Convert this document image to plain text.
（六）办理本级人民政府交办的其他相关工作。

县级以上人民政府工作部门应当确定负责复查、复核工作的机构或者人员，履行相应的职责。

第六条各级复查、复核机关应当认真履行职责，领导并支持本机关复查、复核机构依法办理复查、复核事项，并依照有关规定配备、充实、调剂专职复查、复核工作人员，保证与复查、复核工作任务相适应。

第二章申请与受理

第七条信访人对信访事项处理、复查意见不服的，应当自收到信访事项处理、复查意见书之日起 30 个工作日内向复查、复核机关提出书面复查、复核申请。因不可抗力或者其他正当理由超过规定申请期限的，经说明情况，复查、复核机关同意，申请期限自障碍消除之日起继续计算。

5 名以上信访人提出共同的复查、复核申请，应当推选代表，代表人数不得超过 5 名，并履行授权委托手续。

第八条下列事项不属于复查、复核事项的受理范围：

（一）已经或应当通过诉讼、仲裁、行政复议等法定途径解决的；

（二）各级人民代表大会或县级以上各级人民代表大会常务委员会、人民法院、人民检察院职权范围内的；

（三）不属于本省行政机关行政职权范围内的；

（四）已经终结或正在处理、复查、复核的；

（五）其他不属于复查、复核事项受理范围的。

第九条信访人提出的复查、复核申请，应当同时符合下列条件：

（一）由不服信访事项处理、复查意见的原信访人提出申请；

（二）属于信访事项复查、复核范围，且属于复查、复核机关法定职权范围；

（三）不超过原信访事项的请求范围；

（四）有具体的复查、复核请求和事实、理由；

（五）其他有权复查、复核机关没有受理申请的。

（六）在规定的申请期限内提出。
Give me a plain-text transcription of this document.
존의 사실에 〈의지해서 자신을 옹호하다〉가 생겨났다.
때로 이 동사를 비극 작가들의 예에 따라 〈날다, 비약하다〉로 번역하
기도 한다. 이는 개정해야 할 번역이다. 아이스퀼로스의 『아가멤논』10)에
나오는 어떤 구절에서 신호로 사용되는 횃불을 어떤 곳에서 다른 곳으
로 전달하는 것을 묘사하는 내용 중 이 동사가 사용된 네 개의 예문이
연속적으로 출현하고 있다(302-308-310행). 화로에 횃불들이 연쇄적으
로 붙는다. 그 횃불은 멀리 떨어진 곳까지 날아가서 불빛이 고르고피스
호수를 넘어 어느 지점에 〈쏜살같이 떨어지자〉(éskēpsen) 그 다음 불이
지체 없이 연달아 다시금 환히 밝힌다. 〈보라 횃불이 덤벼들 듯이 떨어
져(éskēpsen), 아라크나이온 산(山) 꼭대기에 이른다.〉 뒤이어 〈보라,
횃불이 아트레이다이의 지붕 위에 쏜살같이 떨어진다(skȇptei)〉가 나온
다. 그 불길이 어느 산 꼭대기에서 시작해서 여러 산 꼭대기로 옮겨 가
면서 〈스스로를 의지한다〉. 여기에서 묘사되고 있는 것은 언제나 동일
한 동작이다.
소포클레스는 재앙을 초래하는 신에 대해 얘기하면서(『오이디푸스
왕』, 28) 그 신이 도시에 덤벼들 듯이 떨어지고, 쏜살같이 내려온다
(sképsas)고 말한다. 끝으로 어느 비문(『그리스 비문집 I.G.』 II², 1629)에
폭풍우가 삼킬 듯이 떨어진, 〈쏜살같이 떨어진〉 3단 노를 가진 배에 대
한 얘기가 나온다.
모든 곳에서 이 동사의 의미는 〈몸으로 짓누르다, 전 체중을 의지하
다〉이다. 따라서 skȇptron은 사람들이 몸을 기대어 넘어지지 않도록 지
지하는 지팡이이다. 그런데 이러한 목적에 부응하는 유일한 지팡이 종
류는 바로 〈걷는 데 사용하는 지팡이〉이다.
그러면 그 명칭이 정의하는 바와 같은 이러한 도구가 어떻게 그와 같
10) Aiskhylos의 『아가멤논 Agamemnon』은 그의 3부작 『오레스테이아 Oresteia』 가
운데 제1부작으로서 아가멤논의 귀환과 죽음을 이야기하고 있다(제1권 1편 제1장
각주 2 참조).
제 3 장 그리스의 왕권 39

-.-.-

» Given task:
Wherever "document" shows up in a line, copy that line.

» Task output:
Convert this document image to plain text.
Give me a plain-text transcription of this document.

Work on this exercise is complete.